- GIVEN EXERCISE
Pull out every line in the data that has the string "this" in it.

(Data items)
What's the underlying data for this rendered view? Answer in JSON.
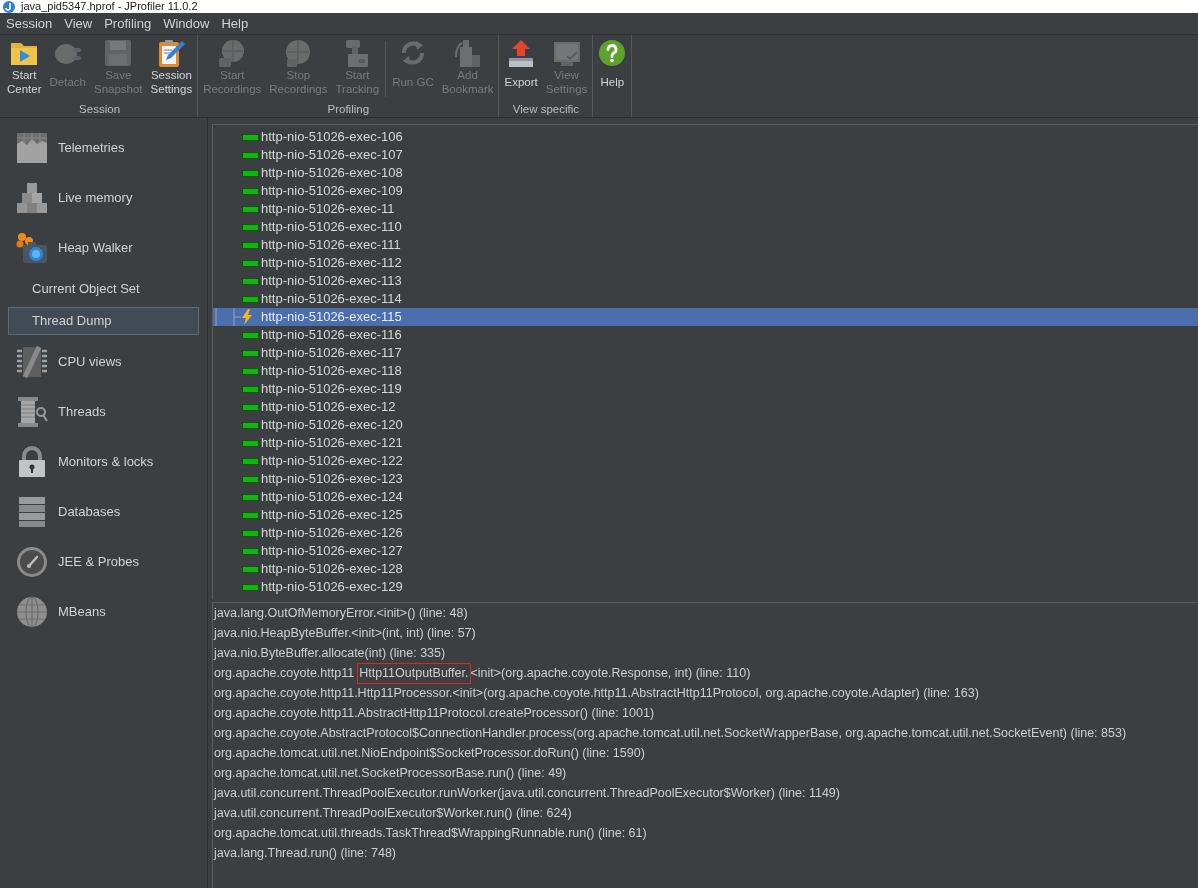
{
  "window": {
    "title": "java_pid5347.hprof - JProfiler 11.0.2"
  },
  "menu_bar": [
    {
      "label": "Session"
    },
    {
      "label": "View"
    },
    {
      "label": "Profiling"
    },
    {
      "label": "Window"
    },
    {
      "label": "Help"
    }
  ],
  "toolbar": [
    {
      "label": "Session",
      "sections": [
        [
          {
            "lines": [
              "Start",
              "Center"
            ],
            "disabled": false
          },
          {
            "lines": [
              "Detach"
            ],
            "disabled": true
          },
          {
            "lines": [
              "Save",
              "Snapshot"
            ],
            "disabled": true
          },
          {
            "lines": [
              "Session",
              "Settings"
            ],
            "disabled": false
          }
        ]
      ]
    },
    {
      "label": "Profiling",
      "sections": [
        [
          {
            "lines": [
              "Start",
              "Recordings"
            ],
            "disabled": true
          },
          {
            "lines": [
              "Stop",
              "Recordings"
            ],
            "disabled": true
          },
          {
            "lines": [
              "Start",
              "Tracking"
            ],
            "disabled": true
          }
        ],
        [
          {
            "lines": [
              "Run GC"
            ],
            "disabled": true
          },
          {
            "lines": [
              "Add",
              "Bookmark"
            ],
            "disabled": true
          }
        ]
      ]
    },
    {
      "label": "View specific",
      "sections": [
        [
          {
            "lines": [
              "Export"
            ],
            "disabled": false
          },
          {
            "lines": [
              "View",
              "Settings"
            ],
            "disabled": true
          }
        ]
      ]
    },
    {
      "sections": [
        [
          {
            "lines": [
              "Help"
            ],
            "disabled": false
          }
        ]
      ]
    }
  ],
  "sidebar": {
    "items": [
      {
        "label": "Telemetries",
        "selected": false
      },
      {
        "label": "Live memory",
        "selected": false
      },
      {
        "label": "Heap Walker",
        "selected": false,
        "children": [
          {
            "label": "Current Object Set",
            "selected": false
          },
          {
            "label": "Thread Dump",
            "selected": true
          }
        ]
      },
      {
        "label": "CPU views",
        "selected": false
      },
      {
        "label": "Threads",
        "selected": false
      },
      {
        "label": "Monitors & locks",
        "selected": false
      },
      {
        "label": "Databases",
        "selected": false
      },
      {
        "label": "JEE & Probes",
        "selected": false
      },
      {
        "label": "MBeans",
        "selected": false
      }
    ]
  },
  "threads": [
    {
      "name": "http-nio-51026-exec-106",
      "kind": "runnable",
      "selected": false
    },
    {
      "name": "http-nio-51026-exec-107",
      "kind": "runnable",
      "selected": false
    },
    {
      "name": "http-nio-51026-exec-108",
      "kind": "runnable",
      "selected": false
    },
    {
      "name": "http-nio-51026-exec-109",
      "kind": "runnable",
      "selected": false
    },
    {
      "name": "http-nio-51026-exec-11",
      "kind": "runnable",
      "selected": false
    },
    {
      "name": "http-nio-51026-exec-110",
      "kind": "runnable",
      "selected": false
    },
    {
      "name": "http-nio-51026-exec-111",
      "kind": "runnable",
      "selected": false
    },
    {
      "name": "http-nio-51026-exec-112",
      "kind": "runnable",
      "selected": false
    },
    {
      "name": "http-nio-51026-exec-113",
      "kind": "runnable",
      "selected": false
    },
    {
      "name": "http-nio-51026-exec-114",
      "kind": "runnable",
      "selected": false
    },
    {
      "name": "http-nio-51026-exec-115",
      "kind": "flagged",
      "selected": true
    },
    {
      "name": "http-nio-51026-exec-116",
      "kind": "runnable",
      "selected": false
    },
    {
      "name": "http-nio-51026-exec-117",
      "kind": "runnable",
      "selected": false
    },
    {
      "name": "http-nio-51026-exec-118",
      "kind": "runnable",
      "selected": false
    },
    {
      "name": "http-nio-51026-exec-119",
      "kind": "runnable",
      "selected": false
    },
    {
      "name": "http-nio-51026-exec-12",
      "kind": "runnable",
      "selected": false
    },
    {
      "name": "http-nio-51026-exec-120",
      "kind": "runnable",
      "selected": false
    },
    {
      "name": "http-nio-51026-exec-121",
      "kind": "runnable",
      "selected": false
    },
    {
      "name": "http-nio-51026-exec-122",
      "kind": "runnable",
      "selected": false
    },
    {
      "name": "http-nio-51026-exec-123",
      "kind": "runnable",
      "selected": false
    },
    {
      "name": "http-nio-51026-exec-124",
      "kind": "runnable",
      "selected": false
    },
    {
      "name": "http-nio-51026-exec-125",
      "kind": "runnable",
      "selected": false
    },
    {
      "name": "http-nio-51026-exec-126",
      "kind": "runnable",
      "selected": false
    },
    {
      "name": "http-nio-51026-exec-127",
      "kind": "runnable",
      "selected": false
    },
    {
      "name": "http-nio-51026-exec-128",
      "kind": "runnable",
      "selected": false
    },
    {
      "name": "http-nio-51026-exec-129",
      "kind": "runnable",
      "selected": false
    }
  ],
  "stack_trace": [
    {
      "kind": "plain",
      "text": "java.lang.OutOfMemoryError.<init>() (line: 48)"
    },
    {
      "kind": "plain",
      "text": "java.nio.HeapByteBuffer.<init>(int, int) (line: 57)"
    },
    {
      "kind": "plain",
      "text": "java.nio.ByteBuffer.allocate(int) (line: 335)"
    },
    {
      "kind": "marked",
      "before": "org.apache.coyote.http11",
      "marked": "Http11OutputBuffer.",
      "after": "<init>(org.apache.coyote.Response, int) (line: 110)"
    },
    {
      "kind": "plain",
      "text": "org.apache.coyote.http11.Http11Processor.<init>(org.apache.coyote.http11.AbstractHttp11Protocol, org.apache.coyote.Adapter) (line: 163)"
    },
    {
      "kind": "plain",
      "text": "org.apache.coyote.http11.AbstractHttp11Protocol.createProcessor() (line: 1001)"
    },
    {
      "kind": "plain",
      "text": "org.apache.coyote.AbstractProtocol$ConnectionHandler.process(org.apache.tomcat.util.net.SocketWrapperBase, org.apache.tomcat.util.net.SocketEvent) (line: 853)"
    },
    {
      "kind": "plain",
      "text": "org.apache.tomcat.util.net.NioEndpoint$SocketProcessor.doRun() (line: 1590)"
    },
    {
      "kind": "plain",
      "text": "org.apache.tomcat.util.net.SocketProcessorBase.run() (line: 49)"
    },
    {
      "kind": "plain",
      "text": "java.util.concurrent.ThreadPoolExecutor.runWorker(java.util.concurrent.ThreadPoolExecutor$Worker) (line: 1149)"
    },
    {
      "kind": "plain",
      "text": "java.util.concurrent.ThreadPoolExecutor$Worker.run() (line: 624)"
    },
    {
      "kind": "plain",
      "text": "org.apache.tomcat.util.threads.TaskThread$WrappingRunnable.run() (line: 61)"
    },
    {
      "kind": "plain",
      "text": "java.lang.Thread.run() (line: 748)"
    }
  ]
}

* * *

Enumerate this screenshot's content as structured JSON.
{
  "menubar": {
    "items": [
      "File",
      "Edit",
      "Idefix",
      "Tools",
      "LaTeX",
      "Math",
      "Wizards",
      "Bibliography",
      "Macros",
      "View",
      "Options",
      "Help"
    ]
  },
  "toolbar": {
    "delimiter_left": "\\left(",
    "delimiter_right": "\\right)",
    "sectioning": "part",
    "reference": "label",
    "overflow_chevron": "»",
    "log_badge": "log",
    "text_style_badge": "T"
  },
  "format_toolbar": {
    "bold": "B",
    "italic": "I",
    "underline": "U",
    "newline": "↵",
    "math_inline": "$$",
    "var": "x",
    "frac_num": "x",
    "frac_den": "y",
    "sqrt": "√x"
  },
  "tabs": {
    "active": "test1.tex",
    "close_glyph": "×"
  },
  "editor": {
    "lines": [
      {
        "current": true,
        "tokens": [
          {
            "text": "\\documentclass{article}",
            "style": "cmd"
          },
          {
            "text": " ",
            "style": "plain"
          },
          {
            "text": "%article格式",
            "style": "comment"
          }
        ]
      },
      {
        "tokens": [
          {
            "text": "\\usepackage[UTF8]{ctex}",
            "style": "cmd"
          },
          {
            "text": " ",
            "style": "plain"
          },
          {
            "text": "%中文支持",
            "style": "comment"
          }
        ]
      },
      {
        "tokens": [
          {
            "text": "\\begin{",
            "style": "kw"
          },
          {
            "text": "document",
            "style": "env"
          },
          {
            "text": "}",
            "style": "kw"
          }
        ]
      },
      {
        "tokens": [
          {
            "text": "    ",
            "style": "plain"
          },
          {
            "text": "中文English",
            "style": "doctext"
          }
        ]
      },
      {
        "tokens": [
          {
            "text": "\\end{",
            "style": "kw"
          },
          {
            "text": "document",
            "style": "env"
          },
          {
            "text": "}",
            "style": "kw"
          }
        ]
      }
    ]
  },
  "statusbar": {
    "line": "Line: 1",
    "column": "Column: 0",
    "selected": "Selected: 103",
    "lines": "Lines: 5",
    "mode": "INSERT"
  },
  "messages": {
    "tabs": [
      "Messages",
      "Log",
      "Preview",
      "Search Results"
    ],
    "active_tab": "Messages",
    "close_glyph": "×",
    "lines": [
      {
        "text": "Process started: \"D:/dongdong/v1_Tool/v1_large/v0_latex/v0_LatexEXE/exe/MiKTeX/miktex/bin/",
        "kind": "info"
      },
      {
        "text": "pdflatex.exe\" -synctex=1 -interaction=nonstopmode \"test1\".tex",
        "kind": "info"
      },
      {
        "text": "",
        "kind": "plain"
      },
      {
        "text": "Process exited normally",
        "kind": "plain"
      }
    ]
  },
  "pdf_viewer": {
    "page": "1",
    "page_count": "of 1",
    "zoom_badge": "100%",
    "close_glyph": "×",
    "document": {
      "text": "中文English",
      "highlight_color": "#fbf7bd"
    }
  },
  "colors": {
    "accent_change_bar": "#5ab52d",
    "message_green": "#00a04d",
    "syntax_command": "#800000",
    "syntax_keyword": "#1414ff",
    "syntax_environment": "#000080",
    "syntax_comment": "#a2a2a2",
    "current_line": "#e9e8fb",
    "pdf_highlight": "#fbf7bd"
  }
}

==

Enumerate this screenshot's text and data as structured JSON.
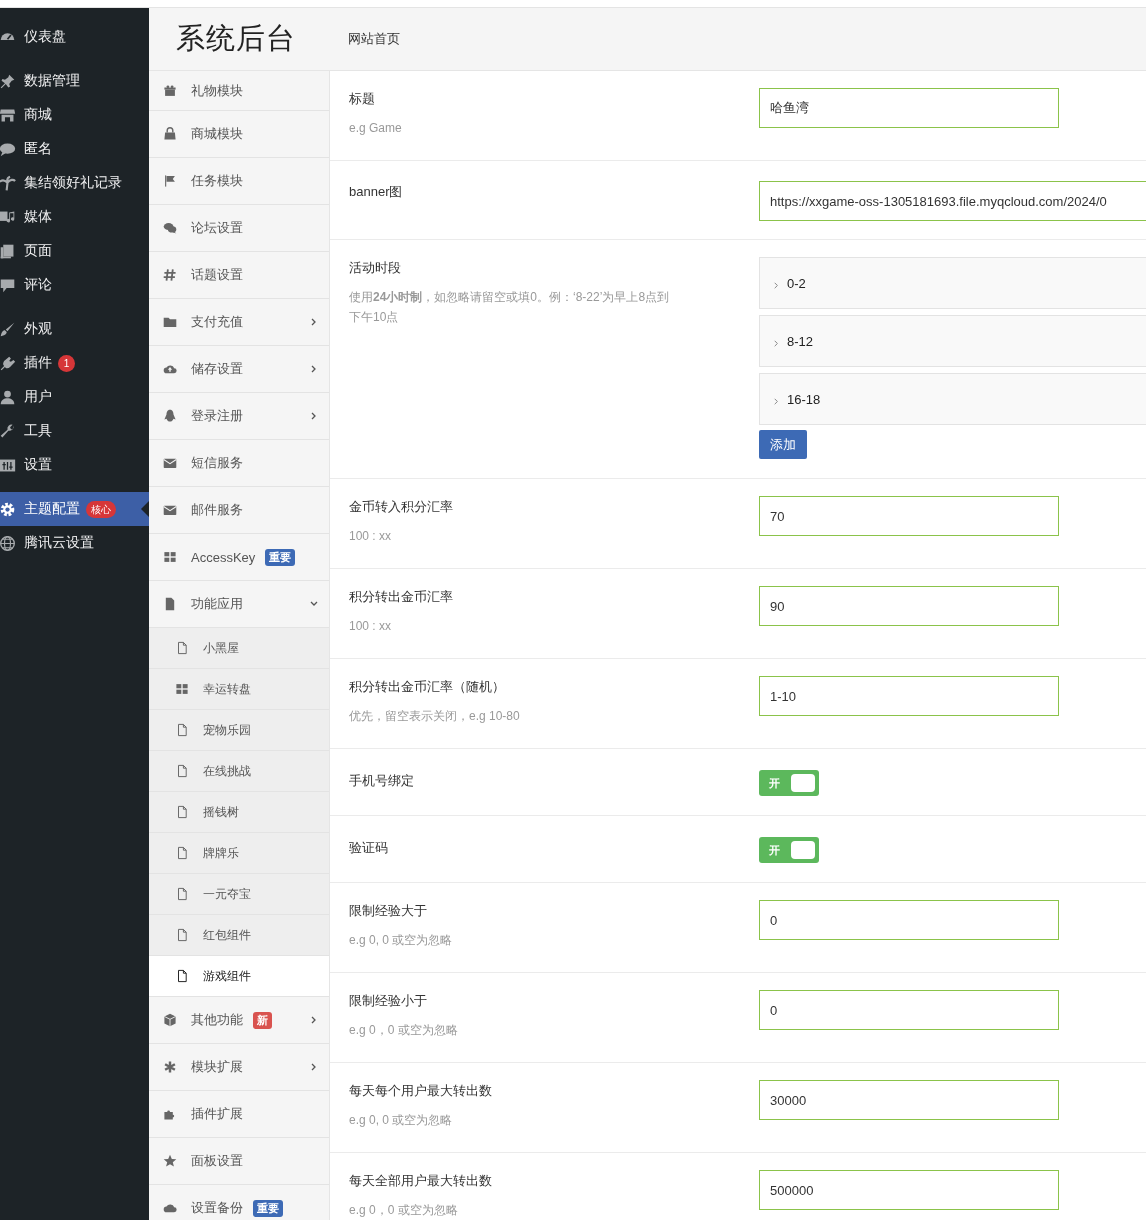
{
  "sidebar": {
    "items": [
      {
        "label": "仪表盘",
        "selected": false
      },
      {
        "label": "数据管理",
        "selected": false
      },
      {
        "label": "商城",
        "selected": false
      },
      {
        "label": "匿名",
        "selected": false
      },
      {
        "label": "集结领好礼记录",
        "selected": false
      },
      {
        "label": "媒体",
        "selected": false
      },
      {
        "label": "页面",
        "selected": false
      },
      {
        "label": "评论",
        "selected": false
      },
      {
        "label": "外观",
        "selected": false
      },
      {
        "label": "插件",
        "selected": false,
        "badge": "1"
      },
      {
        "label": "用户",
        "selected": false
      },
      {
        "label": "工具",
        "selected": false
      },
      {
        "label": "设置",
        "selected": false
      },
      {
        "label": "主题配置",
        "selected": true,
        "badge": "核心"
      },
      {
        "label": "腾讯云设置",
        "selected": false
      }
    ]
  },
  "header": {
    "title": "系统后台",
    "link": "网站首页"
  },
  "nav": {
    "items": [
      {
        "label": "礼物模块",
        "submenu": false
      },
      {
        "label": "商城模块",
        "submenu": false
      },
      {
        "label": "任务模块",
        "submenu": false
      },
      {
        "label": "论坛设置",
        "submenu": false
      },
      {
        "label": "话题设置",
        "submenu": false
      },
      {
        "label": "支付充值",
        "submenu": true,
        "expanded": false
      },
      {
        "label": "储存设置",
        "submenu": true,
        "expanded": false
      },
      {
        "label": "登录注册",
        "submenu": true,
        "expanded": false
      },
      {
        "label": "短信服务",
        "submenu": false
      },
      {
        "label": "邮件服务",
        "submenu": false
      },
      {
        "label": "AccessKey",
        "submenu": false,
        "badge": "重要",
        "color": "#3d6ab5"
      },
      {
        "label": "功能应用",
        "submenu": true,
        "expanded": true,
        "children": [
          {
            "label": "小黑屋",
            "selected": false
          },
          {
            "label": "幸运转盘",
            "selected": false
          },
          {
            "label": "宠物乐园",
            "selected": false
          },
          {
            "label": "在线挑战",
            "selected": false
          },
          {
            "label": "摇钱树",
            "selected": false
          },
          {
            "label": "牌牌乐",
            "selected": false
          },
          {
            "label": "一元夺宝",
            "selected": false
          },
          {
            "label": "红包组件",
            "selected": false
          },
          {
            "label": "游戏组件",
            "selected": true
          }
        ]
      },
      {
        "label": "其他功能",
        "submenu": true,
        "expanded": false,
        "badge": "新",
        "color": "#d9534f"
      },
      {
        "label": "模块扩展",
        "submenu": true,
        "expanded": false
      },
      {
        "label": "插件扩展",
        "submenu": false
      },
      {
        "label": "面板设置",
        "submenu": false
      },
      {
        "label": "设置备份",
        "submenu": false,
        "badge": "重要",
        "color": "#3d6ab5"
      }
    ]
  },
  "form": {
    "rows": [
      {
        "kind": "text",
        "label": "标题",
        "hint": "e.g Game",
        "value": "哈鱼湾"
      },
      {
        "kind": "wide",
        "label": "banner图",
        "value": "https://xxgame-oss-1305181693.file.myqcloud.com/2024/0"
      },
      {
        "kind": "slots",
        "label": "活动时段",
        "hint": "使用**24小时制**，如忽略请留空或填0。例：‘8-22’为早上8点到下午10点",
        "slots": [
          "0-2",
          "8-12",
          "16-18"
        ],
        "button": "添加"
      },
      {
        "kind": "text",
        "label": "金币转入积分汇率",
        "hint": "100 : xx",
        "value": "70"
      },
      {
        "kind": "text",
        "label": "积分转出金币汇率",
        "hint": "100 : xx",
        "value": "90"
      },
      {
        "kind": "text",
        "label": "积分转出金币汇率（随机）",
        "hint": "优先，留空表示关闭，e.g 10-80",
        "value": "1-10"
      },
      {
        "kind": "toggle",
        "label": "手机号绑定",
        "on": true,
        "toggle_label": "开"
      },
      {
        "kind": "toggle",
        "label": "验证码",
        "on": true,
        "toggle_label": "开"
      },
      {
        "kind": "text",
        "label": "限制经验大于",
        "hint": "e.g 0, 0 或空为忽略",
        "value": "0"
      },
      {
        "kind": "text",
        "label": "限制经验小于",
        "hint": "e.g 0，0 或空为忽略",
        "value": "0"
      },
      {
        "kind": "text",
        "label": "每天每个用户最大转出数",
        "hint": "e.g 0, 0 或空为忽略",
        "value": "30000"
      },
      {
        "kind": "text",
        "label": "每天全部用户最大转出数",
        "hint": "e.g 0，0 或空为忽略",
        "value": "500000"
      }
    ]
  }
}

- TASK RESULT
What's the underlying data for this rendered view? Answer in JSON.
Enumerate this screenshot's content as structured JSON.
Enumerate this screenshot's text and data as structured JSON.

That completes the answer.